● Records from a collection
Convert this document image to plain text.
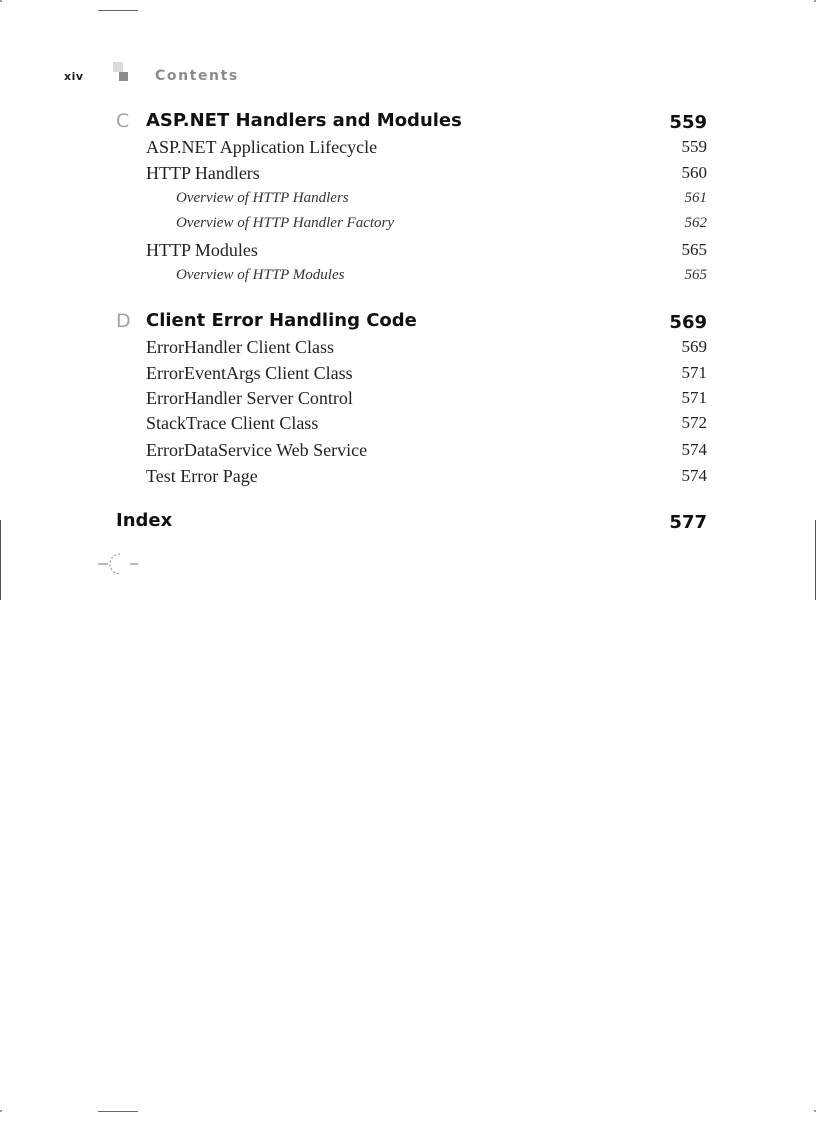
xiv	Contents
C ASP.NET Handlers and Modules	559
ASP.NET Application Lifecycle	559
HTTP Handlers	560
Overview of HTTP Handlers	561
Overview of HTTP Handler Factory	562
HTTP Modules	565
Overview of HTTP Modules	565
D Client Error Handling Code	569
ErrorHandler Client Class	569
ErrorEventArgs Client Class	571
ErrorHandler Server Control	571
StackTrace Client Class	572
ErrorDataService Web Service	574
Test Error Page	574
Index	577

● TASK DESCRIPTION
Repeat the material above in full and exactly, omitting the pictures.

● FULL ANSWER
Convert this document image to plain text.
xiv	Contents
C ASP.NET Handlers and Modules	559
ASP.NET Application Lifecycle	559
HTTP Handlers	560
Overview of HTTP Handlers	561
Overview of HTTP Handler Factory	562
HTTP Modules	565
Overview of HTTP Modules	565
D Client Error Handling Code	569
ErrorHandler Client Class	569
ErrorEventArgs Client Class	571
ErrorHandler Server Control	571
StackTrace Client Class	572
ErrorDataService Web Service	574
Test Error Page	574
Index	577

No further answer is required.